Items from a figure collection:
--*--

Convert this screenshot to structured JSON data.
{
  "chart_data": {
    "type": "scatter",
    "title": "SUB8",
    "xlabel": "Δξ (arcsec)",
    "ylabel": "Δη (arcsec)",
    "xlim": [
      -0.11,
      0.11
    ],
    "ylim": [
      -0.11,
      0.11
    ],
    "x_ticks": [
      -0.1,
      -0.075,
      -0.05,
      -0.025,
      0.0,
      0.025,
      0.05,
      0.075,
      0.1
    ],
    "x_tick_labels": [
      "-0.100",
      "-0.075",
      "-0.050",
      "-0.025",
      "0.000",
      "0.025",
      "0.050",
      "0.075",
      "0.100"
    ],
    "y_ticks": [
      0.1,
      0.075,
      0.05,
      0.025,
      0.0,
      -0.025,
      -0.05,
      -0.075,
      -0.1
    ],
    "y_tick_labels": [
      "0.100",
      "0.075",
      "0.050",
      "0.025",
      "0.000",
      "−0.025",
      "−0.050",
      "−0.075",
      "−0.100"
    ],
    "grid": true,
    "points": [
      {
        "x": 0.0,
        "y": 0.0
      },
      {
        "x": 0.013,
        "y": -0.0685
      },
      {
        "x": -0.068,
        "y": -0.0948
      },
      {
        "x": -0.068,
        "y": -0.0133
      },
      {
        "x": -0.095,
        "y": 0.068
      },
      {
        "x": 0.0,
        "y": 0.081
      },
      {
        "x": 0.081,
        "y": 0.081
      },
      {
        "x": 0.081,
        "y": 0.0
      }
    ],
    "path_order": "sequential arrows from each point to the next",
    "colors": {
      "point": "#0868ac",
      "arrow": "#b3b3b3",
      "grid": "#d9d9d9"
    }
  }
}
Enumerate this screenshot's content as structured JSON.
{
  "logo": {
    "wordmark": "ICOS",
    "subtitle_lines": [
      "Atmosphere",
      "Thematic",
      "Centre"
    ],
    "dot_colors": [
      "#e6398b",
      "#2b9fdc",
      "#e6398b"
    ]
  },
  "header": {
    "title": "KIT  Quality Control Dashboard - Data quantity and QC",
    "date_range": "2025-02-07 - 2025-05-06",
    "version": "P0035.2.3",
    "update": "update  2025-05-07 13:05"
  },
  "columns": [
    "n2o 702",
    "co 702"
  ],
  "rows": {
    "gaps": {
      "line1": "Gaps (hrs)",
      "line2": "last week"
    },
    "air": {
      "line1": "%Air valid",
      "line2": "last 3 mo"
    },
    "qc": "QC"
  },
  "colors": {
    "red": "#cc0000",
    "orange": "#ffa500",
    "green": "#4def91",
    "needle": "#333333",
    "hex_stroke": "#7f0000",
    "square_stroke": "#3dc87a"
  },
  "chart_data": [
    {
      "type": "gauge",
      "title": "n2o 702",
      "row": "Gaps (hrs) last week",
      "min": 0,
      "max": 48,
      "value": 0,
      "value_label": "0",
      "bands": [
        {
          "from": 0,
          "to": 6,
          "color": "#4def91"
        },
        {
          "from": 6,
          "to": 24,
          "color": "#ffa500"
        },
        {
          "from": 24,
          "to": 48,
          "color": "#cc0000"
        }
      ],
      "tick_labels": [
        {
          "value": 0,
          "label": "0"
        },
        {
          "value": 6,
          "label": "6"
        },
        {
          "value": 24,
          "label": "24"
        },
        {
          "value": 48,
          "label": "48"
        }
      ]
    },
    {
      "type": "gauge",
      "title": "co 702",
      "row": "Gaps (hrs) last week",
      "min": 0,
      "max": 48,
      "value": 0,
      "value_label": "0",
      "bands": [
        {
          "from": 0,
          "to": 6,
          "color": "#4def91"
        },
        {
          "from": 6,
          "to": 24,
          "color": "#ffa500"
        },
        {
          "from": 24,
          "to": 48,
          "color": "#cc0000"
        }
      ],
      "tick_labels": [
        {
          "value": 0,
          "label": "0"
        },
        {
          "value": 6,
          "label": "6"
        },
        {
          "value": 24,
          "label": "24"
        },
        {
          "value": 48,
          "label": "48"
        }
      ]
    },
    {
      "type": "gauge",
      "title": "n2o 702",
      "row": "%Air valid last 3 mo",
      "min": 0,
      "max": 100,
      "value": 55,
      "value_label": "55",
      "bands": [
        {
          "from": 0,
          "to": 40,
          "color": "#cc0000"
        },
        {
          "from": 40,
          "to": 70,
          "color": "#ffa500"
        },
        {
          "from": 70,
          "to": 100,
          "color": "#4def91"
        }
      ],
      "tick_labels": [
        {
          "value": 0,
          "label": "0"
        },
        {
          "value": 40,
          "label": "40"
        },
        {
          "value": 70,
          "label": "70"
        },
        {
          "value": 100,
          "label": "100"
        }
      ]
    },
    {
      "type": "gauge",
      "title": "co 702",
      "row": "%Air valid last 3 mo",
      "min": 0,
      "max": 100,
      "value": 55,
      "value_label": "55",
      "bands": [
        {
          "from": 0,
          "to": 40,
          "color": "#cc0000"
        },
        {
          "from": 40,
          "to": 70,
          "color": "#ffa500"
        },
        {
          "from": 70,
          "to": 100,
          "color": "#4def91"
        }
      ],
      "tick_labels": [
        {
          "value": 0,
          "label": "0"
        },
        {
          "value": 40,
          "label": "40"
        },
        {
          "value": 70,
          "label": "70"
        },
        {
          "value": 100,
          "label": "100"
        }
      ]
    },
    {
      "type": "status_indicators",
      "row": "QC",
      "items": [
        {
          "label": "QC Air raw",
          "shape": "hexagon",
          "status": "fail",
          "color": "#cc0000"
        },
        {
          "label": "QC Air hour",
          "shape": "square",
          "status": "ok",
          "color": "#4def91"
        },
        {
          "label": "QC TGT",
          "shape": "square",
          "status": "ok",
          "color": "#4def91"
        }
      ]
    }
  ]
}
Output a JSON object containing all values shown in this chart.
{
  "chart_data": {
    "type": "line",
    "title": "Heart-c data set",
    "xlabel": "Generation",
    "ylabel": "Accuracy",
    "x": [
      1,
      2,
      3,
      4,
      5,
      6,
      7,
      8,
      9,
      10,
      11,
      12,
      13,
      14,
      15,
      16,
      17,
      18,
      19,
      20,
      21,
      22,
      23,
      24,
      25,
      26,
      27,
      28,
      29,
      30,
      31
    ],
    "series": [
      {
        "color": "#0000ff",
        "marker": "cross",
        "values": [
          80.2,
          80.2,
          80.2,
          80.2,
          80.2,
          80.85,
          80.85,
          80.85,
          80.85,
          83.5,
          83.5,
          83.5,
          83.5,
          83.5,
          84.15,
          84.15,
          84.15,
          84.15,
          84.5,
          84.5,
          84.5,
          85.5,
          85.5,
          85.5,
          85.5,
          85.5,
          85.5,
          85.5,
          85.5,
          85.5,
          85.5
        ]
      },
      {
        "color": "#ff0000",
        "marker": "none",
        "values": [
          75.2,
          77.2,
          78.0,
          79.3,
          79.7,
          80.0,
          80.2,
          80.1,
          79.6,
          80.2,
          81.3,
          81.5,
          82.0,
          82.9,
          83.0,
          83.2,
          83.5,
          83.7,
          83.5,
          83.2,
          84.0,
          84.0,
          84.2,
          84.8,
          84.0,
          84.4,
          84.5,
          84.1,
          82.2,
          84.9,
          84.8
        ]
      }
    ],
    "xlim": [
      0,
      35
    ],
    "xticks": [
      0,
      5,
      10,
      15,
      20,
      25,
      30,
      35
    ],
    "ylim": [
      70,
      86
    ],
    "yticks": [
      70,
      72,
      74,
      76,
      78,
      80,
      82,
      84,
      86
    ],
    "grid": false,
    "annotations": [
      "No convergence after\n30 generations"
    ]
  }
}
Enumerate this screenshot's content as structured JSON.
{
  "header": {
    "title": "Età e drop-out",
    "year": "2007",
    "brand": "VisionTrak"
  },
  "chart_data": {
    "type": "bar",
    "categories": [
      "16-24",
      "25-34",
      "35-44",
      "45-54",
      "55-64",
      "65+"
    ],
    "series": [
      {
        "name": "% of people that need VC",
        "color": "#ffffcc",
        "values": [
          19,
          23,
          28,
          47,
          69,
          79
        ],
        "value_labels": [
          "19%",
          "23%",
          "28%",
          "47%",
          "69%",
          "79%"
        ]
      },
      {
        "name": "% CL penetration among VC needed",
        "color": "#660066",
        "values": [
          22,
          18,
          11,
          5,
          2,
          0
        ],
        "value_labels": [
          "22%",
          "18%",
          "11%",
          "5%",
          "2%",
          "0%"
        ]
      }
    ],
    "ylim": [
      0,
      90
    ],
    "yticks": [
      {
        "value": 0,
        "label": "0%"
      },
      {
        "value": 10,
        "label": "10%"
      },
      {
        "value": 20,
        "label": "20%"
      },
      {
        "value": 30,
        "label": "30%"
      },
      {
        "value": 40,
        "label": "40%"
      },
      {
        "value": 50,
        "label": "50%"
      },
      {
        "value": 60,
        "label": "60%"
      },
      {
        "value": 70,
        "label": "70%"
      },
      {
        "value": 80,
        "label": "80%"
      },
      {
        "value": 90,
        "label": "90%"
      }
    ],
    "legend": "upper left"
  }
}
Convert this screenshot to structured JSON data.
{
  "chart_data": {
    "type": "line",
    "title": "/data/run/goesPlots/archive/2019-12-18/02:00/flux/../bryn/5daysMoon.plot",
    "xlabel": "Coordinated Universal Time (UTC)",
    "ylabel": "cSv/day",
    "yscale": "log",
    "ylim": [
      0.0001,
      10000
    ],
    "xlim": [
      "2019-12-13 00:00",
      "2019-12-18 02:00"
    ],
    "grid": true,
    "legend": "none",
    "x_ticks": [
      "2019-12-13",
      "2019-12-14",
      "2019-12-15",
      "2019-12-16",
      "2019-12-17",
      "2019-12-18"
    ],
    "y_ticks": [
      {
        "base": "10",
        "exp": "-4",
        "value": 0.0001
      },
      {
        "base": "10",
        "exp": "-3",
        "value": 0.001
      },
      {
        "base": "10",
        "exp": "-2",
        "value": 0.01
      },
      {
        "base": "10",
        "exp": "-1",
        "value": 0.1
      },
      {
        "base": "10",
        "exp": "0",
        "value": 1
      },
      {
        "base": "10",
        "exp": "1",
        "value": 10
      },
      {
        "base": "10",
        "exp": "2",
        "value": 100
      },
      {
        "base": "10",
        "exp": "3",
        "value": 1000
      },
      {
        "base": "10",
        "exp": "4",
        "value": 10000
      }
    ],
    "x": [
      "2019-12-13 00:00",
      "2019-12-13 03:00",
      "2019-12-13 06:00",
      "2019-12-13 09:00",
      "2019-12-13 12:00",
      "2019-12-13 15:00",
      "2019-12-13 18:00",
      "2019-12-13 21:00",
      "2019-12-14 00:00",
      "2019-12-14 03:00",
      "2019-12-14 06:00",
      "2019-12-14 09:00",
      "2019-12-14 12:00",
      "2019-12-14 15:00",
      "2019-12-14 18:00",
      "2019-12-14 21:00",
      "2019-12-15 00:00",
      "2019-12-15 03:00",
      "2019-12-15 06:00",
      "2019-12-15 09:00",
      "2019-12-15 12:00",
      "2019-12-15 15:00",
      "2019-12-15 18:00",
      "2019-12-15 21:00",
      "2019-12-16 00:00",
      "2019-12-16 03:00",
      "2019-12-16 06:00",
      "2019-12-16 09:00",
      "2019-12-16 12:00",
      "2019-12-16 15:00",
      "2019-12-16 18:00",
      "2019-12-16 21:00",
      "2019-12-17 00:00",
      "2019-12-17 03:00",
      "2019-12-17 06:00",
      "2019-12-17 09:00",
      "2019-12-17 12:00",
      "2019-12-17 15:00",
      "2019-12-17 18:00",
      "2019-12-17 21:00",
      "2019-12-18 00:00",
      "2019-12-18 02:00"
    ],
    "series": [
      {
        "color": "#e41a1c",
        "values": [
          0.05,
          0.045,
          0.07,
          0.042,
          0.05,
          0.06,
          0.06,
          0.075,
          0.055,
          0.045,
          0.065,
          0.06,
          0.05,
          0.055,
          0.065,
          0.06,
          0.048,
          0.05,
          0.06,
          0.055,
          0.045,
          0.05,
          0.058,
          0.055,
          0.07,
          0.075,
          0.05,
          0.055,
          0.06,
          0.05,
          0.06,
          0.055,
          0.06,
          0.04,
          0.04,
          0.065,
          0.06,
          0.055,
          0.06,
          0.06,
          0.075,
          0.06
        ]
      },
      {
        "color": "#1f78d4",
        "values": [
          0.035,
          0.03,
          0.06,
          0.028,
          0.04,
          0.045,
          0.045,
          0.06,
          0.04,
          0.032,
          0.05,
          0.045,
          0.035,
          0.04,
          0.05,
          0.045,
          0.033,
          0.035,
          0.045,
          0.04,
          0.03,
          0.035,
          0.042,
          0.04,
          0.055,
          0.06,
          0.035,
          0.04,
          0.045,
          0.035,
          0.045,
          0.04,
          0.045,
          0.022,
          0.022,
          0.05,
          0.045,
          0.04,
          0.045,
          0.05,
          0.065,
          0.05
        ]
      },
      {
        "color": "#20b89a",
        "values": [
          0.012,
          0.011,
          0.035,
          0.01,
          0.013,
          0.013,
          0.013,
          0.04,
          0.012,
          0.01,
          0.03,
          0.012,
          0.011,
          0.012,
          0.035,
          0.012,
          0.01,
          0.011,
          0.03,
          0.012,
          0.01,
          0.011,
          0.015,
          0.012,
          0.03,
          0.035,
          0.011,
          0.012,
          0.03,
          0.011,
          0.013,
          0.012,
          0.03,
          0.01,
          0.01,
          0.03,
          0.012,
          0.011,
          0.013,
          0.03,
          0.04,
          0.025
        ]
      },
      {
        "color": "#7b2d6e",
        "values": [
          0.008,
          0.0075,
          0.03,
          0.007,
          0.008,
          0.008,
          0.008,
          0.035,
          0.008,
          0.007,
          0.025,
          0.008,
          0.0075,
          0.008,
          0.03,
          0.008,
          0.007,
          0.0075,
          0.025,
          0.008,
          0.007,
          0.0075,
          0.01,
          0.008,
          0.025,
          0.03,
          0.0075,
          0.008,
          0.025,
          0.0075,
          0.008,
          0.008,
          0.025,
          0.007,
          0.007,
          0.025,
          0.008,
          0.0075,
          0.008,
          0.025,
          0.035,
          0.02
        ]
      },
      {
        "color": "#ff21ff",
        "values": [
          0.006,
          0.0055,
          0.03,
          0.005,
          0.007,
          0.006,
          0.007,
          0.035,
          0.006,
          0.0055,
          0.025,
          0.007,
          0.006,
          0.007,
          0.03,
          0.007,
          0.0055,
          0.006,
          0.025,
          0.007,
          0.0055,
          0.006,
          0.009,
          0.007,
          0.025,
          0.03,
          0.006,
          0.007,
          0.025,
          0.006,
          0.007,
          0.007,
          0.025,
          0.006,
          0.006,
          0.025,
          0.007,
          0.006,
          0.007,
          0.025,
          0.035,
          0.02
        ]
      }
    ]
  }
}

--*--

• [DIRECTIVE]: How many lines of the entries above hold the string "name"? Reply with the number alone.

• [RESULT OF THE EXERCISE]: 2